[Stored entries]
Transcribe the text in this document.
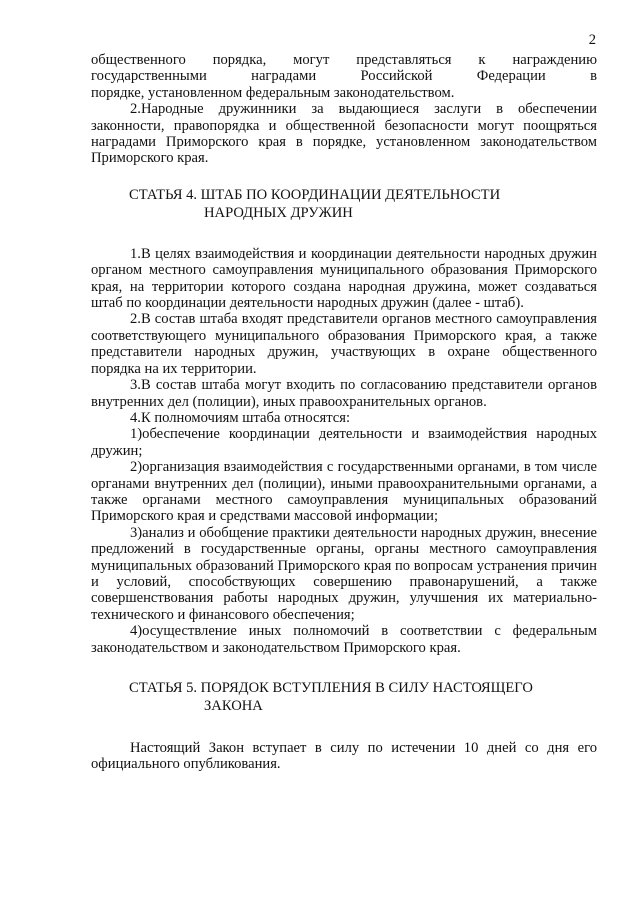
2

общественного порядка, могут представляться к награждению государственными наградами Российской Федерации в

порядке, установленном федеральным законодательством.

2.Народные дружинники за выдающиеся заслуги в обеспечении законности, правопорядка и общественной безопасности могут поощряться наградами Приморского края в порядке, установленном законодательством Приморского края.

СТАТЬЯ 4. ШТАБ ПО КООРДИНАЦИИ ДЕЯТЕЛЬНОСТИ
НАРОДНЫХ ДРУЖИН

1.В целях взаимодействия и координации деятельности народных дружин органом местного самоуправления муниципального образования Приморского края, на территории которого создана народная дружина, может создаваться штаб по координации деятельности народных дружин (далее - штаб).

2.В состав штаба входят представители органов местного самоуправления соответствующего муниципального образования Приморского края, а также представители народных дружин, участвующих в охране общественного порядка на их территории.

3.В состав штаба могут входить по согласованию представители органов внутренних дел (полиции), иных правоохранительных органов.

4.К полномочиям штаба относятся:

1)обеспечение координации деятельности и взаимодействия народных дружин;

2)организация взаимодействия с государственными органами, в том числе органами внутренних дел (полиции), иными правоохранительными органами, а также органами местного самоуправления муниципальных образований Приморского края и средствами массовой информации;

3)анализ и обобщение практики деятельности народных дружин, внесение предложений в государственные органы, органы местного самоуправления муниципальных образований Приморского края по вопросам устранения причин и условий, способствующих совершению правонарушений, а также совершенствования работы народных дружин, улучшения их материально-технического и финансового обеспечения;

4)осуществление иных полномочий в соответствии с федеральным законодательством и законодательством Приморского края.

СТАТЬЯ 5. ПОРЯДОК ВСТУПЛЕНИЯ В СИЛУ НАСТОЯЩЕГО
ЗАКОНА

Настоящий Закон вступает в силу по истечении 10 дней со дня его официального опубликования.
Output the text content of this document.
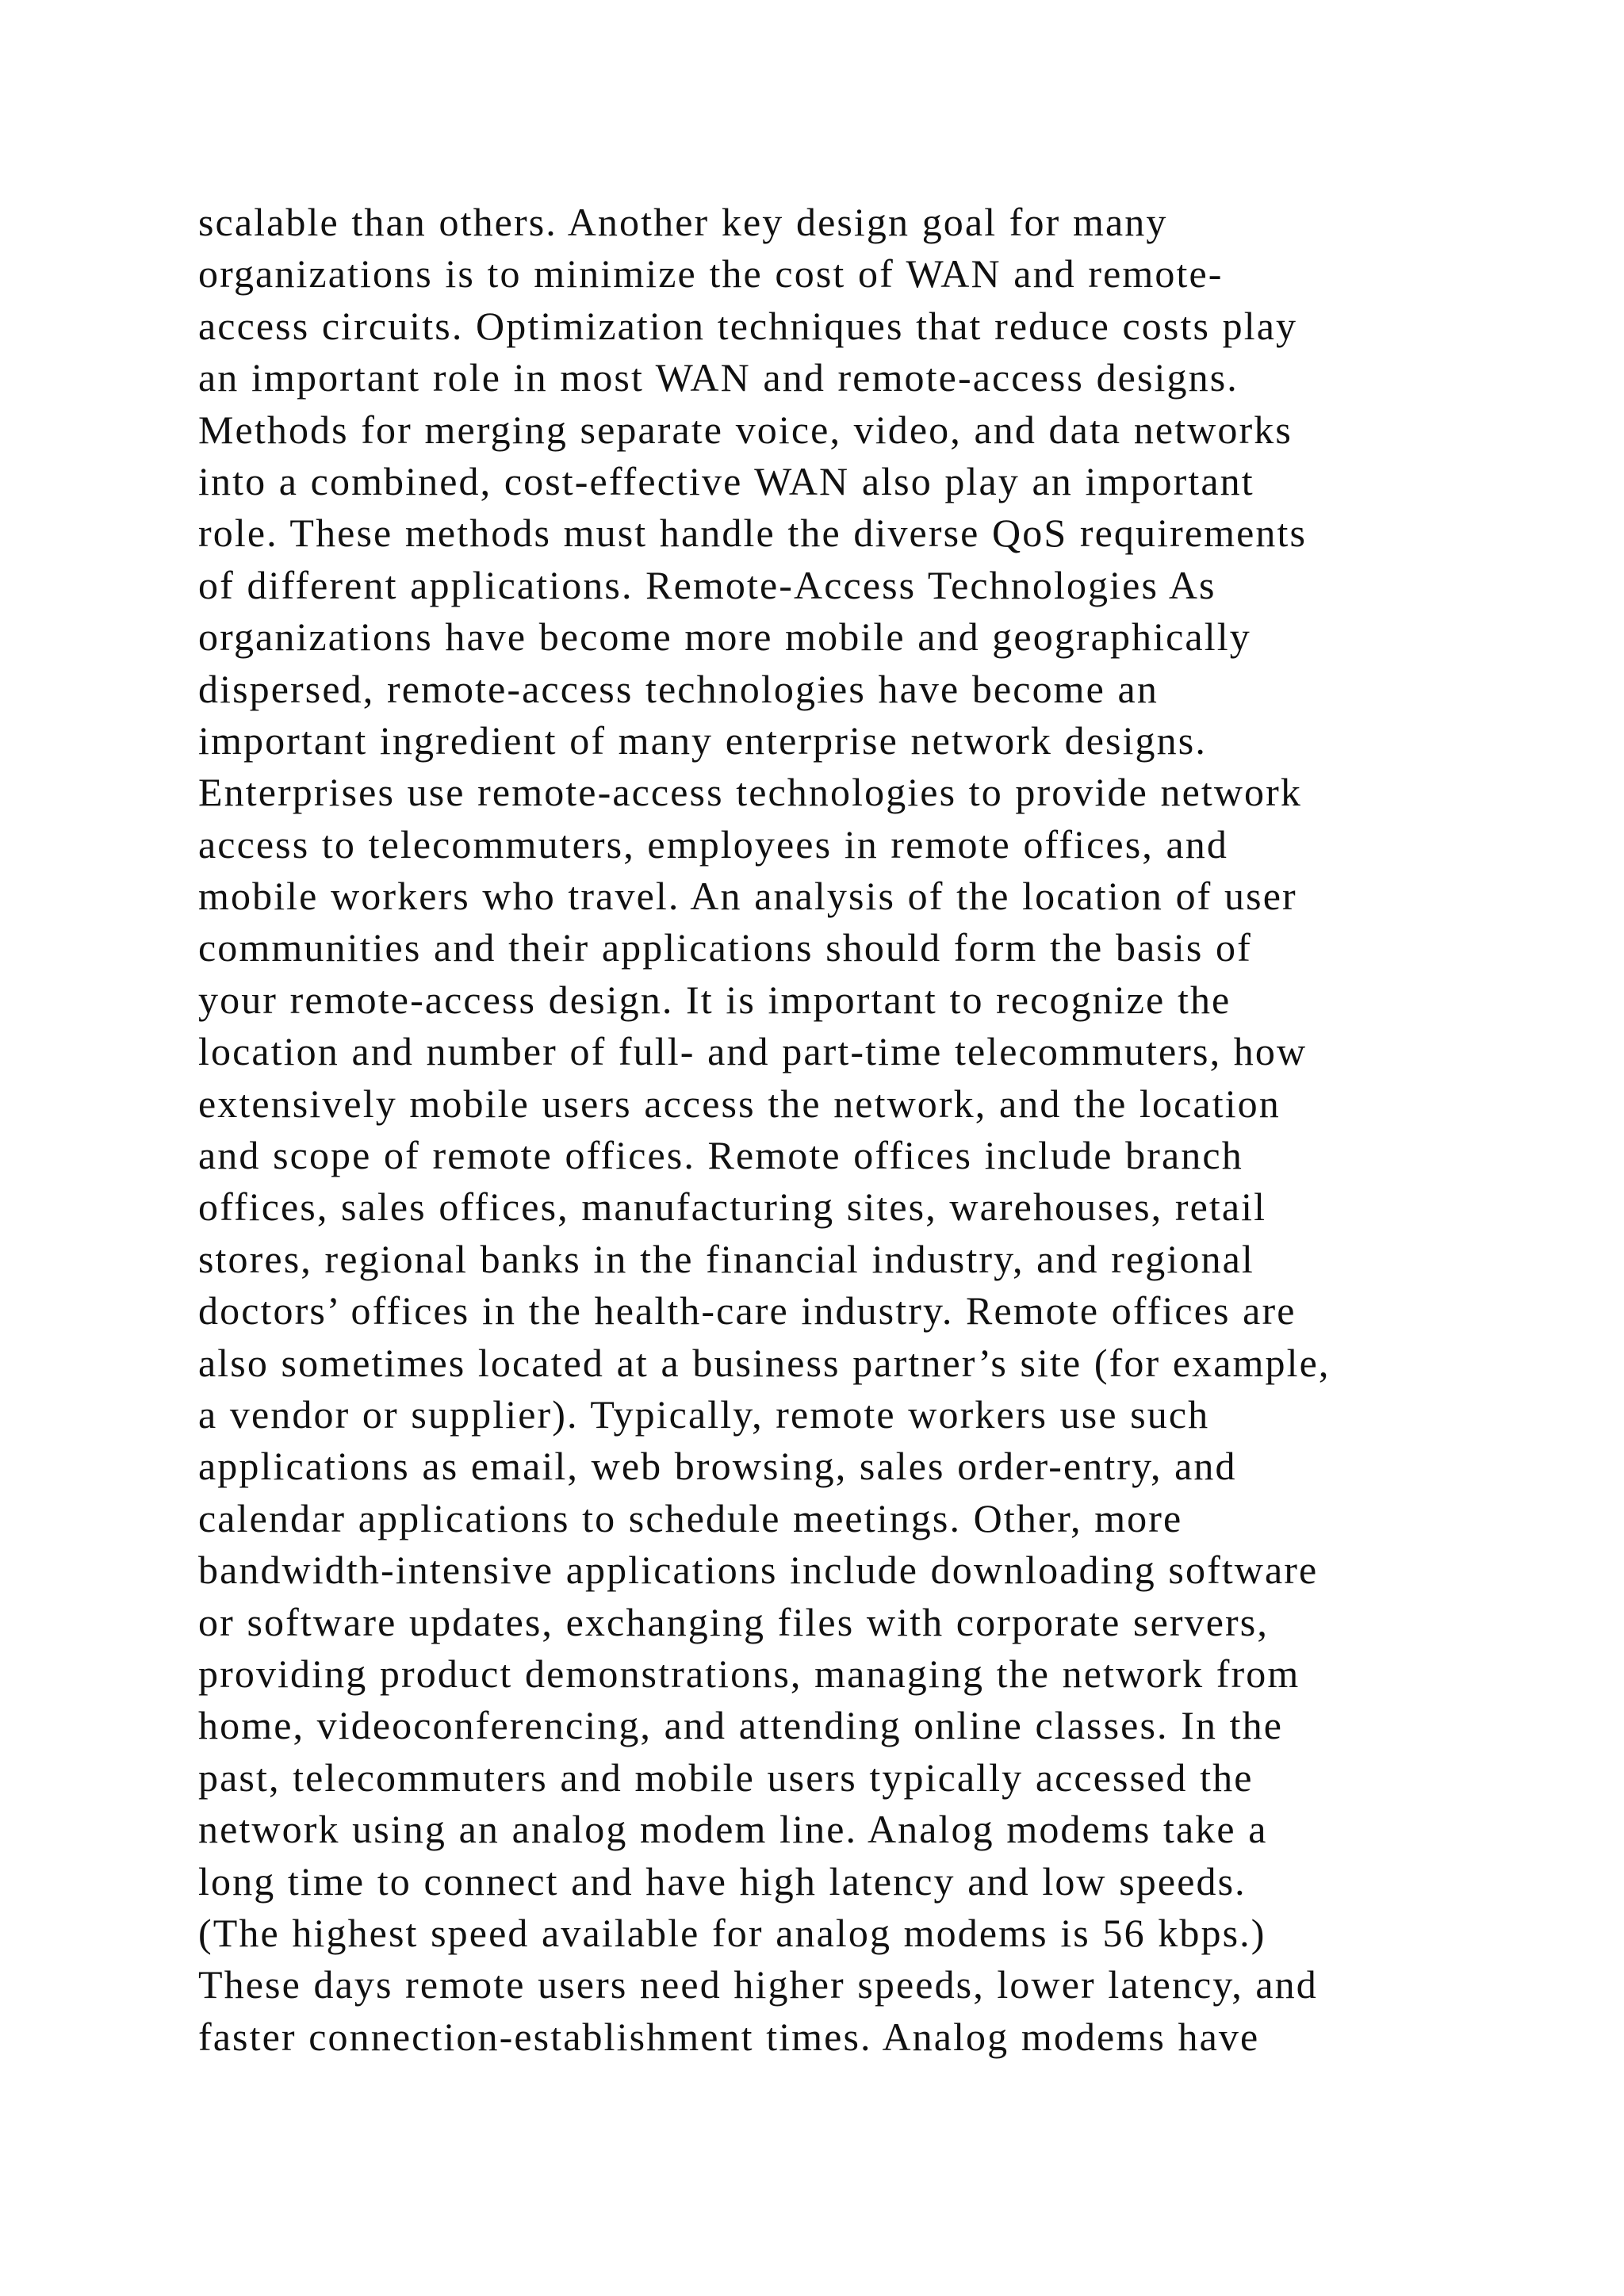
scalable than others. Another key design goal for many
organizations is to minimize the cost of WAN and remote-
access circuits. Optimization techniques that reduce costs play
an important role in most WAN and remote-access designs.
Methods for merging separate voice, video, and data networks
into a combined, cost-effective WAN also play an important
role. These methods must handle the diverse QoS requirements
of different applications. Remote-Access Technologies As
organizations have become more mobile and geographically
dispersed, remote-access technologies have become an
important ingredient of many enterprise network designs.
Enterprises use remote-access technologies to provide network
access to telecommuters, employees in remote offices, and
mobile workers who travel. An analysis of the location of user
communities and their applications should form the basis of
your remote-access design. It is important to recognize the
location and number of full- and part-time telecommuters, how
extensively mobile users access the network, and the location
and scope of remote offices. Remote offices include branch
offices, sales offices, manufacturing sites, warehouses, retail
stores, regional banks in the financial industry, and regional
doctors’ offices in the health-care industry. Remote offices are
also sometimes located at a business partner’s site (for example,
a vendor or supplier). Typically, remote workers use such
applications as email, web browsing, sales order-entry, and
calendar applications to schedule meetings. Other, more
bandwidth-intensive applications include downloading software
or software updates, exchanging files with corporate servers,
providing product demonstrations, managing the network from
home, videoconferencing, and attending online classes. In the
past, telecommuters and mobile users typically accessed the
network using an analog modem line. Analog modems take a
long time to connect and have high latency and low speeds.
(The highest speed available for analog modems is 56 kbps.)
These days remote users need higher speeds, lower latency, and
faster connection-establishment times. Analog modems have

- **What to do**: Gather each line of the listing containing the word "законодательством" and show it.

- **Output below**:
порядке, установленном федеральным законодательством.
2.Народные дружинники за выдающиеся заслуги в обеспечении законности, правопорядка и общественной безопасности могут поощряться наградами Приморского края в порядке, установленном законодательством Приморского края.
4)осуществление иных полномочий в соответствии с федеральным законодательством и законодательством Приморского края.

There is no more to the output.